> [Exercise task] Look through the records below, and copy out every line that holds the string "CORRELATION".

> [Material provided]
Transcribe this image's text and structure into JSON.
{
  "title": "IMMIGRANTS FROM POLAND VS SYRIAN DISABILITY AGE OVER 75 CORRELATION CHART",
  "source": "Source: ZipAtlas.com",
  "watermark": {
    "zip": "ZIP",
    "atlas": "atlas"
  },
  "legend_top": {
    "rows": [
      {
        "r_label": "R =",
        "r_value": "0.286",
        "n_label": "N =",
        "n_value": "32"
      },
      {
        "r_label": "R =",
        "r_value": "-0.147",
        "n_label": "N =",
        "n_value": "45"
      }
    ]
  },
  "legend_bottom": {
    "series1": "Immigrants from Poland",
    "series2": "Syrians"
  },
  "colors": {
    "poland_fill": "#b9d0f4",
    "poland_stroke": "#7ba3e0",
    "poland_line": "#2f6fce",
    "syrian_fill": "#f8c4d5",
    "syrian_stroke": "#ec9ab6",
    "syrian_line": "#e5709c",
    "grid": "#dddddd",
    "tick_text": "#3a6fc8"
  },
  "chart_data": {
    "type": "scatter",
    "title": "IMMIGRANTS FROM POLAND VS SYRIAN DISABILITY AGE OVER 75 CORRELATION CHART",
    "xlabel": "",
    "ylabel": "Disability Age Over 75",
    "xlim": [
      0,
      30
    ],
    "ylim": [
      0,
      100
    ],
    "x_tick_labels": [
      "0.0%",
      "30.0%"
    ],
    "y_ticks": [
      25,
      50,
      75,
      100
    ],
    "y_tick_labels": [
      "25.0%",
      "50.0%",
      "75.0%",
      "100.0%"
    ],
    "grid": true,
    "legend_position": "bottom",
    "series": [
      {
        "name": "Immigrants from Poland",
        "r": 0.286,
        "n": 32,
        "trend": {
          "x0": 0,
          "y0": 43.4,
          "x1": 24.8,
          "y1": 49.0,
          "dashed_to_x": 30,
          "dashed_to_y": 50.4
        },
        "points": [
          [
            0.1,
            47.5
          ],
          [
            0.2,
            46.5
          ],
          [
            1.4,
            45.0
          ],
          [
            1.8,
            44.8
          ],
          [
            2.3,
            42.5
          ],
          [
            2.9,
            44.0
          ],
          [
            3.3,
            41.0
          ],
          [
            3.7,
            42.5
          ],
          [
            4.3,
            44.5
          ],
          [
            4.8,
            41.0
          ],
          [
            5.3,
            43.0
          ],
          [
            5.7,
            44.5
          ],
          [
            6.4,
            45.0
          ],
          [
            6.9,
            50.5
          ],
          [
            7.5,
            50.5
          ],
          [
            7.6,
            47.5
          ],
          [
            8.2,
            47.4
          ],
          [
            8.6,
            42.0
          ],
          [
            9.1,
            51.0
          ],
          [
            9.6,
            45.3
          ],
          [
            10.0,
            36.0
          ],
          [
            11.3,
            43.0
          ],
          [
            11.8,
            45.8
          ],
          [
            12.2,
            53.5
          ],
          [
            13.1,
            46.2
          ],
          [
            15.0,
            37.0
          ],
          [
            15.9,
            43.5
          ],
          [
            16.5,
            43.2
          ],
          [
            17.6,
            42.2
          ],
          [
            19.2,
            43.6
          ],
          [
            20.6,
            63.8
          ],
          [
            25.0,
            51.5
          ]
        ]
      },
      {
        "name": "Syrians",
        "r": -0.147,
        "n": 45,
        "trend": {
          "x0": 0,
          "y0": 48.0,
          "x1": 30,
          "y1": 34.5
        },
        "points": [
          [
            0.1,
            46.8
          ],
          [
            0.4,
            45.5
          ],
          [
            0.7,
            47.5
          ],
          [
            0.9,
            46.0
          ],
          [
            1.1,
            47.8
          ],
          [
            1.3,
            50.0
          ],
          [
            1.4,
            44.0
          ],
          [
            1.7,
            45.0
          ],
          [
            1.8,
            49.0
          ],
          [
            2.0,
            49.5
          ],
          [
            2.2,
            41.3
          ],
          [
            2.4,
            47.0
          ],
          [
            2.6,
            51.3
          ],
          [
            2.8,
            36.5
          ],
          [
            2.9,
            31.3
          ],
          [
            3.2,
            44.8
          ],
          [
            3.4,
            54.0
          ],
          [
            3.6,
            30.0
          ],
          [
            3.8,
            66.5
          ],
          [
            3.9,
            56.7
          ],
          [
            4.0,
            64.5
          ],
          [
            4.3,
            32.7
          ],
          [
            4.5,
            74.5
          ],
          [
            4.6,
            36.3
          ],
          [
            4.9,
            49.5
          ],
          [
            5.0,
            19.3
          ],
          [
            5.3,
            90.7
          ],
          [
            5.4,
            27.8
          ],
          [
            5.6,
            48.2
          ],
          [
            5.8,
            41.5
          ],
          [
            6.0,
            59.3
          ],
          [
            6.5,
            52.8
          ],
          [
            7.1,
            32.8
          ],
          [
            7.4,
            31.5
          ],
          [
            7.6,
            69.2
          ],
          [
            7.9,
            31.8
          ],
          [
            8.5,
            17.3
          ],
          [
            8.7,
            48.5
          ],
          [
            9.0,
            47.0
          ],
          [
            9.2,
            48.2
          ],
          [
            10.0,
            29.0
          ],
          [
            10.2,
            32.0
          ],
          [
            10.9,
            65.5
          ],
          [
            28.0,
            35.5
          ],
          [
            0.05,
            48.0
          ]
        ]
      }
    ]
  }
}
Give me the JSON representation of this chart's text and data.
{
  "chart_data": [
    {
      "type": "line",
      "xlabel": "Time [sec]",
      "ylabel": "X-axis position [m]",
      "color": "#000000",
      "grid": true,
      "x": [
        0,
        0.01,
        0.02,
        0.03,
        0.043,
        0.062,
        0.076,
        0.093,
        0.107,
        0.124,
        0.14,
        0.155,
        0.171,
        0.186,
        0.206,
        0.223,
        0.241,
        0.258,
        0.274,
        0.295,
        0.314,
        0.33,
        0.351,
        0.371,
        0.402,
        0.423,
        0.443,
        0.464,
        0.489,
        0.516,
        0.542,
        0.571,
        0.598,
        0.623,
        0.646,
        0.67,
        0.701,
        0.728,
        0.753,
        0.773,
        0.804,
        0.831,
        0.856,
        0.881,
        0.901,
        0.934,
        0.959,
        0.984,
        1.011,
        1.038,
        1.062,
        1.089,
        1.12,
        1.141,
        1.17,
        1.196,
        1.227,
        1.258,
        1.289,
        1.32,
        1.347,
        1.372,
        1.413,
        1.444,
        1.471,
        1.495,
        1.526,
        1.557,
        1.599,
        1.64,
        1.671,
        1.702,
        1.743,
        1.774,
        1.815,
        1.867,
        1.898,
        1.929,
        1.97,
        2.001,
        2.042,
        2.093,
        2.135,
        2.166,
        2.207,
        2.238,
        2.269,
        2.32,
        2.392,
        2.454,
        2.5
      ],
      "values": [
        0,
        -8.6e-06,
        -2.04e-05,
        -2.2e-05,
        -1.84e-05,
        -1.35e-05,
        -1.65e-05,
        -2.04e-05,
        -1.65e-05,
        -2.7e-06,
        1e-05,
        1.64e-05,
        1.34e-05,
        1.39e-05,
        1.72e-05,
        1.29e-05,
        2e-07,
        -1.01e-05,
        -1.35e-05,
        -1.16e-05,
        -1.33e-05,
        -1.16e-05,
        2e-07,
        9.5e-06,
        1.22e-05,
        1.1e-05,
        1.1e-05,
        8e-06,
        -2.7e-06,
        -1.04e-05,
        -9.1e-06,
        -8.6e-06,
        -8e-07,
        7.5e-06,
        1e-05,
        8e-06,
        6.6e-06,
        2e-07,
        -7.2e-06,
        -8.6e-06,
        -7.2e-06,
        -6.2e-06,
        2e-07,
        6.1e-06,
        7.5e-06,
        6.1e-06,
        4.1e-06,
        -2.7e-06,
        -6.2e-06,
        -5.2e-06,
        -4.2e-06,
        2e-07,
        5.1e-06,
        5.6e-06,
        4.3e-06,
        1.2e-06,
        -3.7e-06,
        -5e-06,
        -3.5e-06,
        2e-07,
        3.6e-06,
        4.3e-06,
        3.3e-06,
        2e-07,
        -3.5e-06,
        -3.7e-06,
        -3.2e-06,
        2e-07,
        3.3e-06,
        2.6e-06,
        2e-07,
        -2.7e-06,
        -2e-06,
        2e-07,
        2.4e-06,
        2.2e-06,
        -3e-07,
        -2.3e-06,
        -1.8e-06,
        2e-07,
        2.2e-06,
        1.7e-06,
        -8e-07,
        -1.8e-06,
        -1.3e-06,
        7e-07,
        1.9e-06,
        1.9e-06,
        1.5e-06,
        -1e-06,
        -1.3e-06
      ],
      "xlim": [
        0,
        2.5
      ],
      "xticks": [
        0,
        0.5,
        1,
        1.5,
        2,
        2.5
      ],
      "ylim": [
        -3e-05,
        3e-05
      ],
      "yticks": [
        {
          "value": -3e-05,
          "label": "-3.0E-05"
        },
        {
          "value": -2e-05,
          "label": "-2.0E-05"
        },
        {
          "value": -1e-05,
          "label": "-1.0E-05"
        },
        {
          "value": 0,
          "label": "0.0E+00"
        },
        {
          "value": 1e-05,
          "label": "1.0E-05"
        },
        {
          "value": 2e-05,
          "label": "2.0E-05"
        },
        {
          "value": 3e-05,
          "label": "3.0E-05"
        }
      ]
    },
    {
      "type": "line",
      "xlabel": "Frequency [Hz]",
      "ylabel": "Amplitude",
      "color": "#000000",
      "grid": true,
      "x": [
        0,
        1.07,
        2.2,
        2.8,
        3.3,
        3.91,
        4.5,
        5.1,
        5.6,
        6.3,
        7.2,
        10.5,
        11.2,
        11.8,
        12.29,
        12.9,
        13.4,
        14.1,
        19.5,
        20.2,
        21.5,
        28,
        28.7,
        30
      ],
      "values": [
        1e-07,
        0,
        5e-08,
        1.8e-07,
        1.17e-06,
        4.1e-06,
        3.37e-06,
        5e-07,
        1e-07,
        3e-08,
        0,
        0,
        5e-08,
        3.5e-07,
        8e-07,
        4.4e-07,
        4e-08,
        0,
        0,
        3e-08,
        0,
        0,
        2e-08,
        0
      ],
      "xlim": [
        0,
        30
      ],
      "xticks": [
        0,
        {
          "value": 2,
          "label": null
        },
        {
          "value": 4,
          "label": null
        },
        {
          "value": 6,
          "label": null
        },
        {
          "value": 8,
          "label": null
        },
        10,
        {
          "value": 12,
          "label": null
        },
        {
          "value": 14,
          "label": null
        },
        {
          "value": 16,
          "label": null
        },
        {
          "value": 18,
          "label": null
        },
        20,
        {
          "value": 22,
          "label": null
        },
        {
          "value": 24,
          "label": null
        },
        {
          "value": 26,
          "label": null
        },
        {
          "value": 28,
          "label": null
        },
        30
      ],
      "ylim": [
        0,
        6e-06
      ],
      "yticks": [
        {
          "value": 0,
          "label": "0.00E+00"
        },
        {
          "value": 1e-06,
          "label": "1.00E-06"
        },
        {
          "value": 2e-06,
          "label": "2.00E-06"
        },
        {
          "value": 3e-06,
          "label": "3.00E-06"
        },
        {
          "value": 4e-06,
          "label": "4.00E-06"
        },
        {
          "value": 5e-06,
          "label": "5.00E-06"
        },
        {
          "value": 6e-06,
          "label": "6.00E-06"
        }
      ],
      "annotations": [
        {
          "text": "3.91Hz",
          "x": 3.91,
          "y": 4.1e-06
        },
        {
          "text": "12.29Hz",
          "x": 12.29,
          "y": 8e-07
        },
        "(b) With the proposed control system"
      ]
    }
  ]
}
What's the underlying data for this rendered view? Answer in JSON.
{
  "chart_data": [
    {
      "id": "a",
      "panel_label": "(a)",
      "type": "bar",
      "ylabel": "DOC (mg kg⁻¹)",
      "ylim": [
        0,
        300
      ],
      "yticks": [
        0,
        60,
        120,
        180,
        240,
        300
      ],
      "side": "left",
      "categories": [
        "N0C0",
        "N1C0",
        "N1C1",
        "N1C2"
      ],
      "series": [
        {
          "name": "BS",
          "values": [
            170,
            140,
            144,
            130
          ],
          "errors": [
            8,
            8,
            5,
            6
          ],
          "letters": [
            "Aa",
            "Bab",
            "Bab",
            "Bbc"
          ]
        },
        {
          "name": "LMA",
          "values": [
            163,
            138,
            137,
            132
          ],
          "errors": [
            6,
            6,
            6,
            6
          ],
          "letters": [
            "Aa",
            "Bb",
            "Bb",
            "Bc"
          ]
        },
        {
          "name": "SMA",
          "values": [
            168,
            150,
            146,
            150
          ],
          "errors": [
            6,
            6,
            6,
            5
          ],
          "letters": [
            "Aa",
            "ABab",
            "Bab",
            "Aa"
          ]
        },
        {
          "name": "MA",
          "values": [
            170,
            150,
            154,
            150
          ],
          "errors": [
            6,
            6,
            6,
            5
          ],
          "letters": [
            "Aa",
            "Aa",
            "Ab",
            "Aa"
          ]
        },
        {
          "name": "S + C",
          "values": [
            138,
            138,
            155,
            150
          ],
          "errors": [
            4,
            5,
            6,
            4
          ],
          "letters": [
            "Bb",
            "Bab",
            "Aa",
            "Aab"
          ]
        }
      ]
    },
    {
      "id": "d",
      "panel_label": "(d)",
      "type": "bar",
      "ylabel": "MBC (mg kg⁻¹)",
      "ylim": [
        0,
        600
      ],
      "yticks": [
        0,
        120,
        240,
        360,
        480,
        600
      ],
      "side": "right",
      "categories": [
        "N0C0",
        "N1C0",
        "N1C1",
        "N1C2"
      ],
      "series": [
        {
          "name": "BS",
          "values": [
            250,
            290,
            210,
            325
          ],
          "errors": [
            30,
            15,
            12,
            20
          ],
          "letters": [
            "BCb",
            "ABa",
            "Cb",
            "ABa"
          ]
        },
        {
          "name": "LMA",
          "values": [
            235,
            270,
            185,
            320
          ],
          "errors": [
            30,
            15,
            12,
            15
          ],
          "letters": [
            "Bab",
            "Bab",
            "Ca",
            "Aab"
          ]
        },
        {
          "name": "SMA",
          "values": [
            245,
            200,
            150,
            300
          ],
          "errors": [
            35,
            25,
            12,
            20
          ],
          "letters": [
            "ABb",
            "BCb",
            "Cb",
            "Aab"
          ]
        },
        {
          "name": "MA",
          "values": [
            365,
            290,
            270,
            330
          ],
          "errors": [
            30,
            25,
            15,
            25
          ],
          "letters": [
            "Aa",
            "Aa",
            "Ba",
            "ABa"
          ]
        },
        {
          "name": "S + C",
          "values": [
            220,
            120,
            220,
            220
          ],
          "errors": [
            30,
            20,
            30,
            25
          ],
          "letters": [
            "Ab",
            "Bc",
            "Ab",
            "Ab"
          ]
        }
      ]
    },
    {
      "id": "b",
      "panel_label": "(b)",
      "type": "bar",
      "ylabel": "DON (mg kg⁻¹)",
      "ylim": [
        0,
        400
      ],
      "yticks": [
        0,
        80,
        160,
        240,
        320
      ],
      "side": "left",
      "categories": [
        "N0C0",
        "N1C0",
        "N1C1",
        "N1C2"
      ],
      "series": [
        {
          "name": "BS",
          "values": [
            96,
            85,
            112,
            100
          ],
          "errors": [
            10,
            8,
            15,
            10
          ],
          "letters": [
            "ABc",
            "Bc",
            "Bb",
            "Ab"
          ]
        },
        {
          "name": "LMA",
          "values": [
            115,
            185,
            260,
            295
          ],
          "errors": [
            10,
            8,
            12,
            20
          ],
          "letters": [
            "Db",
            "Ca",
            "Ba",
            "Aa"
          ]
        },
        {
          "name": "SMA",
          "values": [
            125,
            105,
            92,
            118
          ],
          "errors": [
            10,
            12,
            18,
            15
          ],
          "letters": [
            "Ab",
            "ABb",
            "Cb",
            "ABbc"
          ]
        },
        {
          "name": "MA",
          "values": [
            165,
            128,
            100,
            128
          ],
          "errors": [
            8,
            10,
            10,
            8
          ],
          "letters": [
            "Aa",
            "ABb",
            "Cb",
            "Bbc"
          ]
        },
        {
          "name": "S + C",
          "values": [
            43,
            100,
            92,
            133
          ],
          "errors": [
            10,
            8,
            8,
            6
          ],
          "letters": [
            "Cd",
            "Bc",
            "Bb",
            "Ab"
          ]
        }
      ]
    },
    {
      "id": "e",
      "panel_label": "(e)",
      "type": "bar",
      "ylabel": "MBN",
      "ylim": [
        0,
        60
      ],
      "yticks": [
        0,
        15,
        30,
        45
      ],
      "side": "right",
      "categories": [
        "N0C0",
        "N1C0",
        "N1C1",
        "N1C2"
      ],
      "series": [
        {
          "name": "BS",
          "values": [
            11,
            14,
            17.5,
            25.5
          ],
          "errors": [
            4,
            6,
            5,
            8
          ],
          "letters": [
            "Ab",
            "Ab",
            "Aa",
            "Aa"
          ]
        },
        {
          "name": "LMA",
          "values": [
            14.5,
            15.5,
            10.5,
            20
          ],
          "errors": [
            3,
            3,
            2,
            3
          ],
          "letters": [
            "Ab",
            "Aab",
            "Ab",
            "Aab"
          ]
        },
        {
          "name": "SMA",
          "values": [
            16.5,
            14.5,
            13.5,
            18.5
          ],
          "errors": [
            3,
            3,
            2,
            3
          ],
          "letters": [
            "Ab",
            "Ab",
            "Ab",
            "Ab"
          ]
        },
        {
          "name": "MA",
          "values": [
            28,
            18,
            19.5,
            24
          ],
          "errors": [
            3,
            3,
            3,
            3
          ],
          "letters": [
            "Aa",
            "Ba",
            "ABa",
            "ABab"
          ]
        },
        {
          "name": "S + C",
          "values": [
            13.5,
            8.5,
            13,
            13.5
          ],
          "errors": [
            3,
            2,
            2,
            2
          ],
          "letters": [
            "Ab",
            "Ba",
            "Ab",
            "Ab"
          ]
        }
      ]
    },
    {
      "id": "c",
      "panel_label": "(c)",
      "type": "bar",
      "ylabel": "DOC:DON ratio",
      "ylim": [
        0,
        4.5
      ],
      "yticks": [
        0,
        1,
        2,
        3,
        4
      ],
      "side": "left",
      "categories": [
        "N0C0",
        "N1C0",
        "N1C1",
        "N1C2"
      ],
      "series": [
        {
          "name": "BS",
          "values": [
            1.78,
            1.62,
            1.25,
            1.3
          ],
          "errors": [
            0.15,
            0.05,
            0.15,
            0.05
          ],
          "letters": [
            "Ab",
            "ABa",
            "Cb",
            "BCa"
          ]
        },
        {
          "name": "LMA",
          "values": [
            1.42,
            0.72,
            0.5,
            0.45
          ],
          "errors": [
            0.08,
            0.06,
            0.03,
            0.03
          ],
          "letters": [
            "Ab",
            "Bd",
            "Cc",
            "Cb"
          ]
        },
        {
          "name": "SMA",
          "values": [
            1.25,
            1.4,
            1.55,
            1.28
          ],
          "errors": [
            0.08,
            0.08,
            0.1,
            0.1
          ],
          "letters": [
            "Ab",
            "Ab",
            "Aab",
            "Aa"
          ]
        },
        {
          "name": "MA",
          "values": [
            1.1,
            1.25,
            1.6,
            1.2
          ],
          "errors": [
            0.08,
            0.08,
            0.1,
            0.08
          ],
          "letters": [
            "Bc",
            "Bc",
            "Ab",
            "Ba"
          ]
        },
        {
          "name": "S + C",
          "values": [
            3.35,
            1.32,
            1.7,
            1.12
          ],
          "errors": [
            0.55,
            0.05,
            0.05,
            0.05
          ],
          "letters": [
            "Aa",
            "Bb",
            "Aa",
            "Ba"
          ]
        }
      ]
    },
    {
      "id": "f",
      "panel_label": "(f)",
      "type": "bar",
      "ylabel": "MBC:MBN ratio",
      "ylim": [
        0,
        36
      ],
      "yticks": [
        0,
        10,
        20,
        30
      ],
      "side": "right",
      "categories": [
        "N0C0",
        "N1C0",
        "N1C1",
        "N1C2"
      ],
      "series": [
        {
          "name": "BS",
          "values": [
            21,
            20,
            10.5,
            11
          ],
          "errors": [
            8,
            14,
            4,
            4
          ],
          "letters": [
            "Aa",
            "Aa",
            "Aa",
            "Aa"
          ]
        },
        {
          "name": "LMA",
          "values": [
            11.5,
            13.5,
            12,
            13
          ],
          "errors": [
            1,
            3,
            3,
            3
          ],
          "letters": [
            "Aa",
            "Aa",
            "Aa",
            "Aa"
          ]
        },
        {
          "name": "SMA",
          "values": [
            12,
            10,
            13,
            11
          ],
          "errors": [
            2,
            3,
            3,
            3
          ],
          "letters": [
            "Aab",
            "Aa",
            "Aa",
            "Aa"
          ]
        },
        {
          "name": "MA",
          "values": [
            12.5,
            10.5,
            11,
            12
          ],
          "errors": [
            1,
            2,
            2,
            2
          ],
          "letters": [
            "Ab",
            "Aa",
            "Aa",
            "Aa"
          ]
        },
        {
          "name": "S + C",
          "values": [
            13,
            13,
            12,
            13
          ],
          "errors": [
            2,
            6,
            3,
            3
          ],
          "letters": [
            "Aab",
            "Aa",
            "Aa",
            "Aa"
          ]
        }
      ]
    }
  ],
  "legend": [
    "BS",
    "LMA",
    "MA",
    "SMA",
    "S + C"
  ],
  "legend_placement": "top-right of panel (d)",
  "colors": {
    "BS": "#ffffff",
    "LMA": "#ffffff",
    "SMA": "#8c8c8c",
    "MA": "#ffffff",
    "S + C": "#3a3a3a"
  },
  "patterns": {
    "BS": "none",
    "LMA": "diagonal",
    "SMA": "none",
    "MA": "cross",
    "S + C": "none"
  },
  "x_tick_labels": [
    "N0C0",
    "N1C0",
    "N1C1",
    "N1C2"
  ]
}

> [Finished answer]
  "title": "IMMIGRANTS FROM POLAND VS SYRIAN DISABILITY AGE OVER 75 CORRELATION CHART",
    "title": "IMMIGRANTS FROM POLAND VS SYRIAN DISABILITY AGE OVER 75 CORRELATION CHART",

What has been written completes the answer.